▶ _Assignment_
I'd like the data beneath this line reproduced exactly, without any of its images.

▶ _Materials provided_
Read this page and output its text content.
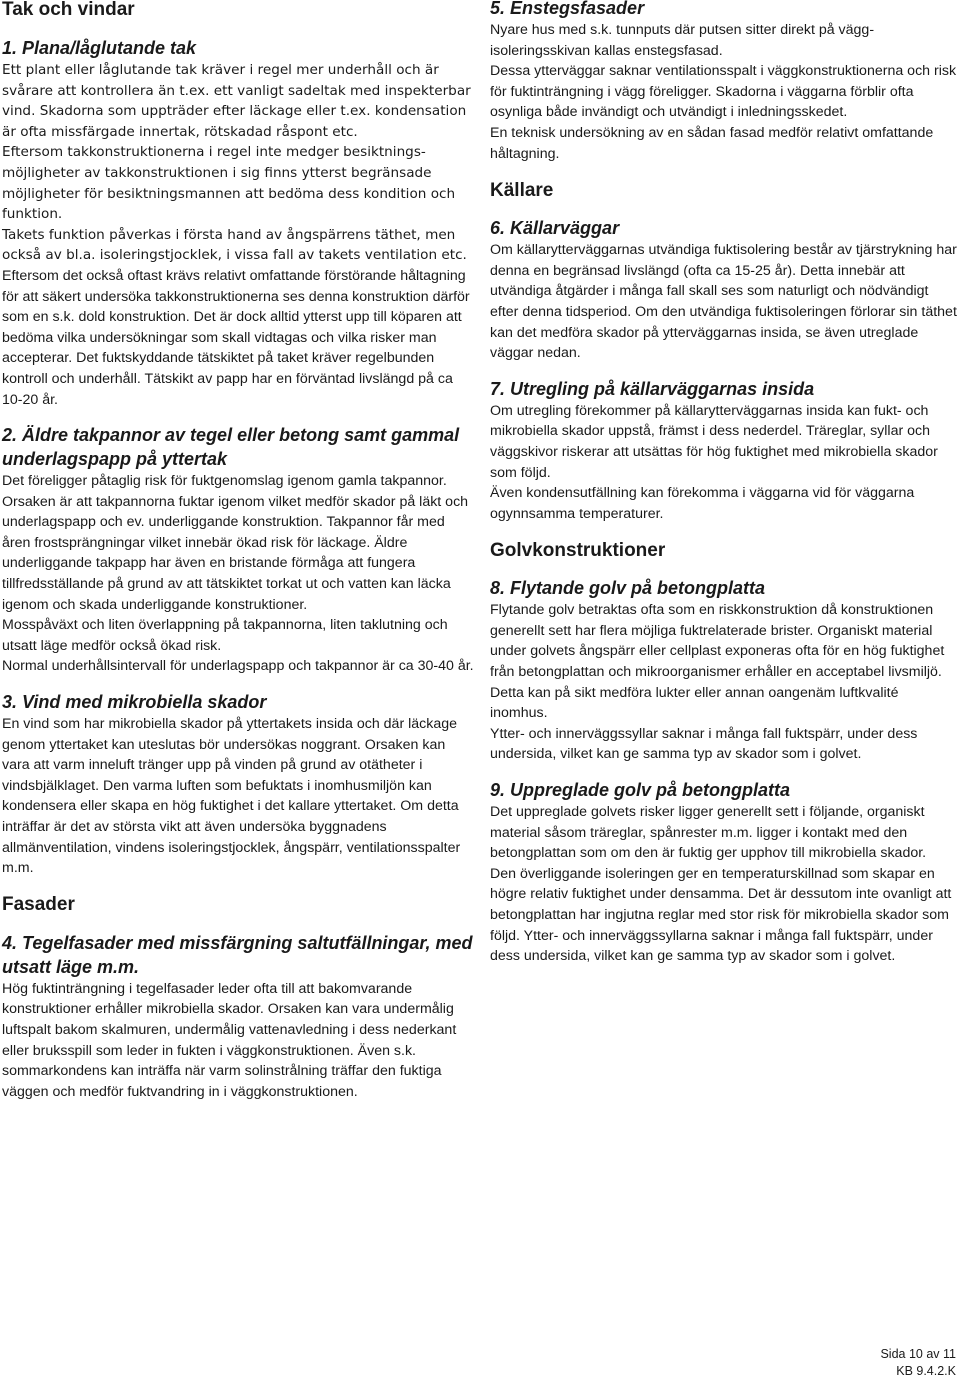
Tak och vindar
1. Plana/låglutande tak

Ett plant eller låglutande tak kräver i regel mer underhåll och är svårare att kontrollera än t.ex. ett vanligt sadeltak med inspekterbar vind. Skadorna som uppträder efter läckage eller t.ex. kondensation är ofta missfärgade innertak, rötskadad råspont etc.

Eftersom takkonstruktionerna i regel inte medger besiktningsmöjligheter av takkonstruktionen i sig finns ytterst begränsade möjligheter för besiktningsmannen att bedöma dess kondition och funktion.

Takets funktion påverkas i första hand av ångspärrens täthet, men också av bl.a. isoleringstjocklek, i vissa fall av takets ventilation etc.

Eftersom det också oftast krävs relativt omfattande förstörande håltagning för att säkert undersöka takkonstruktionerna ses denna konstruktion därför som en s.k. dold konstruktion. Det är dock alltid ytterst upp till köparen att bedöma vilka undersökningar som skall vidtagas och vilka risker man accepterar. Det fuktskyddande tätskiktet på taket kräver regelbunden kontroll och underhåll. Tätskikt av papp har en förväntad livslängd på ca 10-20 år.

2. Äldre takpannor av tegel eller betong samt gammal underlagspapp på yttertak

Det föreligger påtaglig risk för fuktgenomslag igenom gamla takpannor. Orsaken är att takpannorna fuktar igenom vilket medför skador på läkt och underlagspapp och ev. underliggande konstruktion. Takpannor får med åren frostsprängningar vilket innebär ökad risk för läckage. Äldre underliggande takpapp har även en bristande förmåga att fungera tillfredsställande på grund av att tätskiktet torkat ut och vatten kan läcka igenom och skada underliggande konstruktioner.

Mosspåväxt och liten överlappning på takpannorna, liten taklutning och utsatt läge medför också ökad risk.

Normal underhållsintervall för underlagspapp och takpannor är ca 30-40 år.

3. Vind med mikrobiella skador

En vind som har mikrobiella skador på yttertakets insida och där läckage genom yttertaket kan uteslutas bör undersökas noggrant. Orsaken kan vara att varm inneluft tränger upp på vinden på grund av otätheter i vindsbjälklaget. Den varma luften som befuktats i inomhusmiljön kan kondensera eller skapa en hög fuktighet i det kallare yttertaket. Om detta inträffar är det av största vikt att även undersöka byggnadens allmänventilation, vindens isoleringstjocklek, ångspärr, ventilationsspalter m.m.

Fasader
4. Tegelfasader med missfärgning saltutfällningar, med utsatt läge m.m.

Hög fuktinträngning i tegelfasader leder ofta till att bakomvarande konstruktioner erhåller mikrobiella skador. Orsaken kan vara undermålig luftspalt bakom skalmuren, undermålig vattenavledning i dess nederkant eller bruksspill som leder in fukten i väggkonstruktionen. Även s.k. sommarkondens kan inträffa när varm solinstrålning träffar den fuktiga väggen och medför fuktvandring in i väggkonstruktionen.

5. Enstegsfasader

Nyare hus med s.k. tunnputs där putsen sitter direkt på väggisoleringsskivan kallas enstegsfasad.

Dessa ytterväggar saknar ventilationsspalt i väggkonstruktionerna och risk för fuktinträngning i vägg föreligger. Skadorna i väggarna förblir ofta osynliga både invändigt och utvändigt i inledningsskedet.

En teknisk undersökning av en sådan fasad medför relativt omfattande håltagning.

Källare
6. Källarväggar

Om källarytterväggarnas utvändiga fuktisolering består av tjärstrykning har denna en begränsad livslängd (ofta ca 15-25 år). Detta innebär att utvändiga åtgärder i många fall skall ses som naturligt och nödvändigt efter denna tidsperiod. Om den utvändiga fuktisoleringen förlorar sin täthet kan det medföra skador på ytterväggarnas insida, se även utreglade väggar nedan.

7. Utregling på källarväggarnas insida

Om utregling förekommer på källarytterväggarnas insida kan fukt- och mikrobiella skador uppstå, främst i dess nederdel. Träreglar, syllar och väggskivor riskerar att utsättas för hög fuktighet med mikrobiella skador som följd.

Även kondensutfällning kan förekomma i väggarna vid för väggarna ogynnsamma temperaturer.

Golvkonstruktioner
8. Flytande golv på betongplatta

Flytande golv betraktas ofta som en riskkonstruktion då konstruktionen generellt sett har flera möjliga fuktrelaterade brister. Organiskt material under golvets ångspärr eller cellplast exponeras ofta för en hög fuktighet från betongplattan och mikroorganismer erhåller en acceptabel livsmiljö. Detta kan på sikt medföra lukter eller annan oangenäm luftkvalité inomhus.

Ytter- och innerväggssyllar saknar i många fall fuktspärr, under dess undersida, vilket kan ge samma typ av skador som i golvet.

9. Uppreglade golv på betongplatta

Det uppreglade golvets risker ligger generellt sett i följande, organiskt material såsom träreglar, spånrester m.m. ligger i kontakt med den betongplattan som om den är fuktig ger upphov till mikrobiella skador.

Den överliggande isoleringen ger en temperaturskillnad som skapar en högre relativ fuktighet under densamma. Det är dessutom inte ovanligt att betongplattan har ingjutna reglar med stor risk för mikrobiella skador som följd. Ytter- och innerväggssyllarna saknar i många fall fuktspärr, under dess undersida, vilket kan ge samma typ av skador som i golvet.

Sida 10 av 11
KB 9.4.2.K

▶ _Response to this exercise_
Read this page and output its text content.
Tak och vindar
1. Plana/låglutande tak

Ett plant eller låglutande tak kräver i regel mer underhåll och är svårare att kontrollera än t.ex. ett vanligt sadeltak med inspekterbar vind. Skadorna som uppträder efter läckage eller t.ex. kondensation är ofta missfärgade innertak, rötskadad råspont etc.

Eftersom takkonstruktionerna i regel inte medger besiktningsmöjligheter av takkonstruktionen i sig finns ytterst begränsade möjligheter för besiktningsmannen att bedöma dess kondition och funktion.

Takets funktion påverkas i första hand av ångspärrens täthet, men också av bl.a. isoleringstjocklek, i vissa fall av takets ventilation etc.

Eftersom det också oftast krävs relativt omfattande förstörande håltagning för att säkert undersöka takkonstruktionerna ses denna konstruktion därför som en s.k. dold konstruktion. Det är dock alltid ytterst upp till köparen att bedöma vilka undersökningar som skall vidtagas och vilka risker man accepterar. Det fuktskyddande tätskiktet på taket kräver regelbunden kontroll och underhåll. Tätskikt av papp har en förväntad livslängd på ca 10-20 år.

2. Äldre takpannor av tegel eller betong samt gammal underlagspapp på yttertak

Det föreligger påtaglig risk för fuktgenomslag igenom gamla takpannor. Orsaken är att takpannorna fuktar igenom vilket medför skador på läkt och underlagspapp och ev. underliggande konstruktion. Takpannor får med åren frostsprängningar vilket innebär ökad risk för läckage. Äldre underliggande takpapp har även en bristande förmåga att fungera tillfredsställande på grund av att tätskiktet torkat ut och vatten kan läcka igenom och skada underliggande konstruktioner.

Mosspåväxt och liten överlappning på takpannorna, liten taklutning och utsatt läge medför också ökad risk.

Normal underhållsintervall för underlagspapp och takpannor är ca 30-40 år.

3. Vind med mikrobiella skador

En vind som har mikrobiella skador på yttertakets insida och där läckage genom yttertaket kan uteslutas bör undersökas noggrant. Orsaken kan vara att varm inneluft tränger upp på vinden på grund av otätheter i vindsbjälklaget. Den varma luften som befuktats i inomhusmiljön kan kondensera eller skapa en hög fuktighet i det kallare yttertaket. Om detta inträffar är det av största vikt att även undersöka byggnadens allmänventilation, vindens isoleringstjocklek, ångspärr, ventilationsspalter m.m.

Fasader
4. Tegelfasader med missfärgning saltutfällningar, med utsatt läge m.m.

Hög fuktinträngning i tegelfasader leder ofta till att bakomvarande konstruktioner erhåller mikrobiella skador. Orsaken kan vara undermålig luftspalt bakom skalmuren, undermålig vattenavledning i dess nederkant eller bruksspill som leder in fukten i väggkonstruktionen. Även s.k. sommarkondens kan inträffa när varm solinstrålning träffar den fuktiga väggen och medför fuktvandring in i väggkonstruktionen.

5. Enstegsfasader

Nyare hus med s.k. tunnputs där putsen sitter direkt på väggisoleringsskivan kallas enstegsfasad.

Dessa ytterväggar saknar ventilationsspalt i väggkonstruktionerna och risk för fuktinträngning i vägg föreligger. Skadorna i väggarna förblir ofta osynliga både invändigt och utvändigt i inledningsskedet.

En teknisk undersökning av en sådan fasad medför relativt omfattande håltagning.

Källare
6. Källarväggar

Om källarytterväggarnas utvändiga fuktisolering består av tjärstrykning har denna en begränsad livslängd (ofta ca 15-25 år). Detta innebär att utvändiga åtgärder i många fall skall ses som naturligt och nödvändigt efter denna tidsperiod. Om den utvändiga fuktisoleringen förlorar sin täthet kan det medföra skador på ytterväggarnas insida, se även utreglade väggar nedan.

7. Utregling på källarväggarnas insida

Om utregling förekommer på källarytterväggarnas insida kan fukt- och mikrobiella skador uppstå, främst i dess nederdel. Träreglar, syllar och väggskivor riskerar att utsättas för hög fuktighet med mikrobiella skador som följd.

Även kondensutfällning kan förekomma i väggarna vid för väggarna ogynnsamma temperaturer.

Golvkonstruktioner
8. Flytande golv på betongplatta

Flytande golv betraktas ofta som en riskkonstruktion då konstruktionen generellt sett har flera möjliga fuktrelaterade brister. Organiskt material under golvets ångspärr eller cellplast exponeras ofta för en hög fuktighet från betongplattan och mikroorganismer erhåller en acceptabel livsmiljö. Detta kan på sikt medföra lukter eller annan oangenäm luftkvalité inomhus.

Ytter- och innerväggssyllar saknar i många fall fuktspärr, under dess undersida, vilket kan ge samma typ av skador som i golvet.

9. Uppreglade golv på betongplatta

Det uppreglade golvets risker ligger generellt sett i följande, organiskt material såsom träreglar, spånrester m.m. ligger i kontakt med den betongplattan som om den är fuktig ger upphov till mikrobiella skador.

Den överliggande isoleringen ger en temperaturskillnad som skapar en högre relativ fuktighet under densamma. Det är dessutom inte ovanligt att betongplattan har ingjutna reglar med stor risk för mikrobiella skador som följd. Ytter- och innerväggssyllarna saknar i många fall fuktspärr, under dess undersida, vilket kan ge samma typ av skador som i golvet.

Sida 10 av 11
KB 9.4.2.K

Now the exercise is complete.